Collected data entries
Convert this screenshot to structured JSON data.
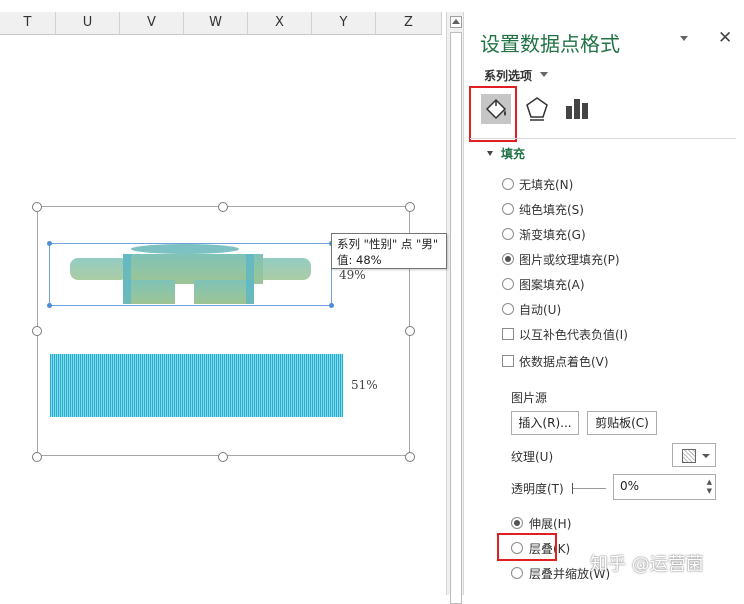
{
  "columns": [
    "T",
    "U",
    "V",
    "W",
    "X",
    "Y",
    "Z"
  ],
  "chart": {
    "male_label": "49%",
    "female_label": "51%",
    "tooltip_line1": "系列 \"性别\" 点 \"男\"",
    "tooltip_line2": "值: 48%"
  },
  "pane": {
    "title": "设置数据点格式",
    "close": "✕",
    "series_options": "系列选项",
    "tabs": [
      "fill-line",
      "effects",
      "series-options"
    ],
    "fill_section": "填充",
    "fill_options": [
      {
        "label": "无填充(N)",
        "selected": false
      },
      {
        "label": "纯色填充(S)",
        "selected": false
      },
      {
        "label": "渐变填充(G)",
        "selected": false
      },
      {
        "label": "图片或纹理填充(P)",
        "selected": true
      },
      {
        "label": "图案填充(A)",
        "selected": false
      },
      {
        "label": "自动(U)",
        "selected": false
      }
    ],
    "checkbox_invert": "以互补色代表负值(I)",
    "checkbox_vary": "依数据点着色(V)",
    "picture_source": "图片源",
    "insert_button": "插入(R)...",
    "clipboard_button": "剪贴板(C)",
    "texture_label": "纹理(U)",
    "transparency_label": "透明度(T)",
    "transparency_value": "0%",
    "stretch": "伸展(H)",
    "stack": "层叠(K)",
    "stack_scale": "层叠并缩放(W)",
    "watermark": "知乎 @运营菌"
  },
  "colors": {
    "accent": "#217346",
    "highlight": "#e02020",
    "bar_cyan": "#21b0cf"
  }
}
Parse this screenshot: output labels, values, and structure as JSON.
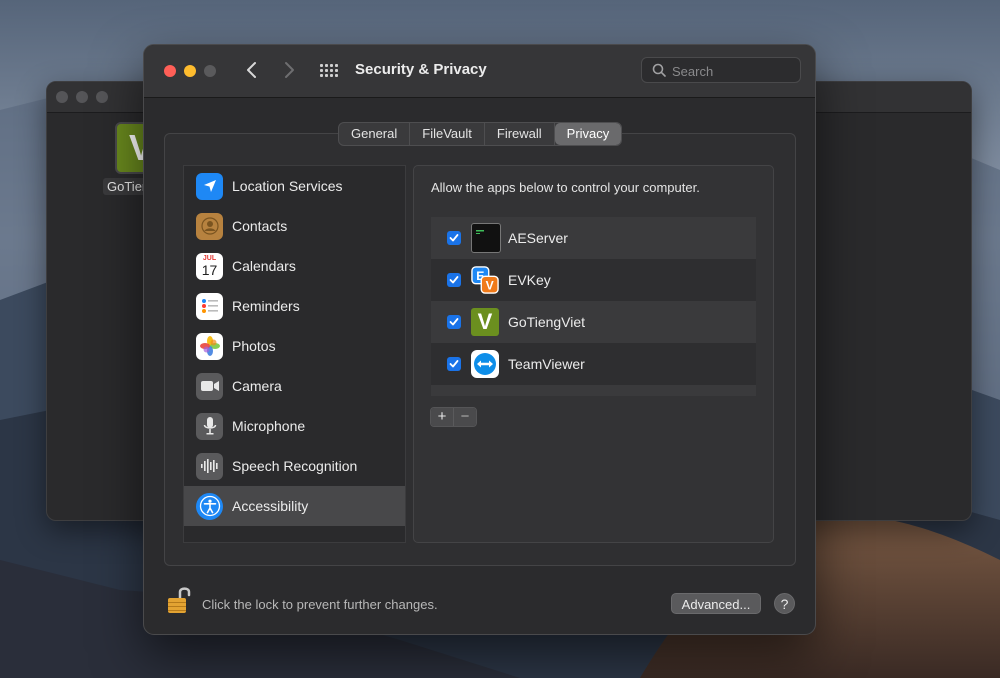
{
  "background_window": {
    "app_label": "GoTieng",
    "app_icon_letter": "V"
  },
  "window": {
    "title": "Security & Privacy",
    "search_placeholder": "Search",
    "tabs": [
      {
        "label": "General",
        "active": false
      },
      {
        "label": "FileVault",
        "active": false
      },
      {
        "label": "Firewall",
        "active": false
      },
      {
        "label": "Privacy",
        "active": true
      }
    ],
    "sidebar": {
      "items": [
        {
          "label": "Location Services",
          "icon": "location-arrow-icon",
          "active": false
        },
        {
          "label": "Contacts",
          "icon": "contacts-icon",
          "active": false
        },
        {
          "label": "Calendars",
          "icon": "calendar-icon",
          "active": false,
          "icon_month": "JUL",
          "icon_day": "17"
        },
        {
          "label": "Reminders",
          "icon": "reminders-icon",
          "active": false
        },
        {
          "label": "Photos",
          "icon": "photos-icon",
          "active": false
        },
        {
          "label": "Camera",
          "icon": "camera-icon",
          "active": false
        },
        {
          "label": "Microphone",
          "icon": "microphone-icon",
          "active": false
        },
        {
          "label": "Speech Recognition",
          "icon": "waveform-icon",
          "active": false
        },
        {
          "label": "Accessibility",
          "icon": "accessibility-icon",
          "active": true
        }
      ]
    },
    "panel": {
      "description": "Allow the apps below to control your computer.",
      "apps": [
        {
          "name": "AEServer",
          "checked": true,
          "icon": "terminal-icon"
        },
        {
          "name": "EVKey",
          "checked": true,
          "icon": "evkey-icon"
        },
        {
          "name": "GoTiengViet",
          "checked": true,
          "icon": "gotiengviet-icon",
          "icon_letter": "V"
        },
        {
          "name": "TeamViewer",
          "checked": true,
          "icon": "teamviewer-icon"
        }
      ],
      "add_label": "+",
      "remove_label": "−"
    },
    "footer": {
      "lock_text": "Click the lock to prevent further changes.",
      "advanced_label": "Advanced...",
      "help_label": "?"
    }
  },
  "colors": {
    "checkbox": "#1a73e8",
    "close": "#ff5f57",
    "minimize": "#febc2e",
    "location": "#1e88f5",
    "accessibility": "#1e88f5"
  }
}
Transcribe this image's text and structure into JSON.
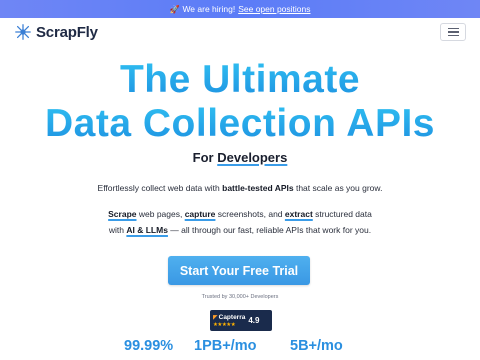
{
  "banner": {
    "rocket": "🚀",
    "text": "We are hiring!",
    "link": "See open positions"
  },
  "nav": {
    "logo_text": "ScrapFly",
    "menu_icon": "hamburger-menu-icon"
  },
  "hero": {
    "title_line1": "The Ultimate",
    "title_line2": "Data Collection APIs",
    "for_prefix": "For",
    "for_highlight": "Developers"
  },
  "description": {
    "line1": {
      "before": "Effortlessly collect web data with ",
      "highlight": "battle-tested APIs",
      "after": " that scale as you grow."
    },
    "line2": {
      "w1": "Scrape",
      "t1": " web pages, ",
      "w2": "capture",
      "t2": " screenshots, and ",
      "w3": "extract",
      "t3": " structured data"
    },
    "line3": {
      "before": "with ",
      "highlight": "AI & LLMs",
      "after": " — all through our fast, reliable APIs that work for you."
    }
  },
  "cta": {
    "label": "Start Your Free Trial"
  },
  "trusted": "Trusted by 30,000+ Developers",
  "capterra": {
    "name": "Capterra",
    "stars": "★★★★★",
    "score": "4.9",
    "rating": 4.9
  },
  "stats": [
    {
      "value": "99.99%"
    },
    {
      "value": "1PB+/mo"
    },
    {
      "value": "5B+/mo"
    }
  ],
  "colors": {
    "banner": "#5b7cf7",
    "accent": "#2a8fe0",
    "title_gradient_top": "#30c1f2",
    "title_gradient_bottom": "#1d8fe0",
    "cta": "#3a98e4",
    "capterra_bg": "#1a2b4c"
  }
}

▶ **To do**: Exactly reproduce each record, leaving out any pictures.

▶ **Exercise solution**:
Convert this screenshot to structured JSON data.
{
  "columns": [
    "T",
    "U",
    "V",
    "W",
    "X",
    "Y",
    "Z"
  ],
  "chart": {
    "male_label": "49%",
    "female_label": "51%",
    "tooltip_line1": "系列 \"性别\" 点 \"男\"",
    "tooltip_line2": "值: 48%"
  },
  "pane": {
    "title": "设置数据点格式",
    "close": "✕",
    "series_options": "系列选项",
    "tabs": [
      "fill-line",
      "effects",
      "series-options"
    ],
    "fill_section": "填充",
    "fill_options": [
      {
        "label": "无填充(N)",
        "selected": false
      },
      {
        "label": "纯色填充(S)",
        "selected": false
      },
      {
        "label": "渐变填充(G)",
        "selected": false
      },
      {
        "label": "图片或纹理填充(P)",
        "selected": true
      },
      {
        "label": "图案填充(A)",
        "selected": false
      },
      {
        "label": "自动(U)",
        "selected": false
      }
    ],
    "checkbox_invert": "以互补色代表负值(I)",
    "checkbox_vary": "依数据点着色(V)",
    "picture_source": "图片源",
    "insert_button": "插入(R)...",
    "clipboard_button": "剪贴板(C)",
    "texture_label": "纹理(U)",
    "transparency_label": "透明度(T)",
    "transparency_value": "0%",
    "stretch": "伸展(H)",
    "stack": "层叠(K)",
    "stack_scale": "层叠并缩放(W)",
    "watermark": "知乎 @运营菌"
  },
  "colors": {
    "accent": "#217346",
    "highlight": "#e02020",
    "bar_cyan": "#21b0cf"
  }
}
Parse this screenshot: output labels, values, and structure as JSON.
{
  "background_window": {
    "app_label": "GoTieng",
    "app_icon_letter": "V"
  },
  "window": {
    "title": "Security & Privacy",
    "search_placeholder": "Search",
    "tabs": [
      {
        "label": "General",
        "active": false
      },
      {
        "label": "FileVault",
        "active": false
      },
      {
        "label": "Firewall",
        "active": false
      },
      {
        "label": "Privacy",
        "active": true
      }
    ],
    "sidebar": {
      "items": [
        {
          "label": "Location Services",
          "icon": "location-arrow-icon",
          "active": false
        },
        {
          "label": "Contacts",
          "icon": "contacts-icon",
          "active": false
        },
        {
          "label": "Calendars",
          "icon": "calendar-icon",
          "active": false,
          "icon_month": "JUL",
          "icon_day": "17"
        },
        {
          "label": "Reminders",
          "icon": "reminders-icon",
          "active": false
        },
        {
          "label": "Photos",
          "icon": "photos-icon",
          "active": false
        },
        {
          "label": "Camera",
          "icon": "camera-icon",
          "active": false
        },
        {
          "label": "Microphone",
          "icon": "microphone-icon",
          "active": false
        },
        {
          "label": "Speech Recognition",
          "icon": "waveform-icon",
          "active": false
        },
        {
          "label": "Accessibility",
          "icon": "accessibility-icon",
          "active": true
        }
      ]
    },
    "panel": {
      "description": "Allow the apps below to control your computer.",
      "apps": [
        {
          "name": "AEServer",
          "checked": true,
          "icon": "terminal-icon"
        },
        {
          "name": "EVKey",
          "checked": true,
          "icon": "evkey-icon"
        },
        {
          "name": "GoTiengViet",
          "checked": true,
          "icon": "gotiengviet-icon",
          "icon_letter": "V"
        },
        {
          "name": "TeamViewer",
          "checked": true,
          "icon": "teamviewer-icon"
        }
      ],
      "add_label": "+",
      "remove_label": "−"
    },
    "footer": {
      "lock_text": "Click the lock to prevent further changes.",
      "advanced_label": "Advanced...",
      "help_label": "?"
    }
  },
  "colors": {
    "checkbox": "#1a73e8",
    "close": "#ff5f57",
    "minimize": "#febc2e",
    "location": "#1e88f5",
    "accessibility": "#1e88f5"
  }
}
Transcribe this image's text and structure into JSON.
{
  "banner": {
    "rocket": "🚀",
    "text": "We are hiring!",
    "link": "See open positions"
  },
  "nav": {
    "logo_text": "ScrapFly",
    "menu_icon": "hamburger-menu-icon"
  },
  "hero": {
    "title_line1": "The Ultimate",
    "title_line2": "Data Collection APIs",
    "for_prefix": "For",
    "for_highlight": "Developers"
  },
  "description": {
    "line1": {
      "before": "Effortlessly collect web data with ",
      "highlight": "battle-tested APIs",
      "after": " that scale as you grow."
    },
    "line2": {
      "w1": "Scrape",
      "t1": " web pages, ",
      "w2": "capture",
      "t2": " screenshots, and ",
      "w3": "extract",
      "t3": " structured data"
    },
    "line3": {
      "before": "with ",
      "highlight": "AI & LLMs",
      "after": " — all through our fast, reliable APIs that work for you."
    }
  },
  "cta": {
    "label": "Start Your Free Trial"
  },
  "trusted": "Trusted by 30,000+ Developers",
  "capterra": {
    "name": "Capterra",
    "stars": "★★★★★",
    "score": "4.9",
    "rating": 4.9
  },
  "stats": [
    {
      "value": "99.99%"
    },
    {
      "value": "1PB+/mo"
    },
    {
      "value": "5B+/mo"
    }
  ],
  "colors": {
    "banner": "#5b7cf7",
    "accent": "#2a8fe0",
    "title_gradient_top": "#30c1f2",
    "title_gradient_bottom": "#1d8fe0",
    "cta": "#3a98e4",
    "capterra_bg": "#1a2b4c"
  }
}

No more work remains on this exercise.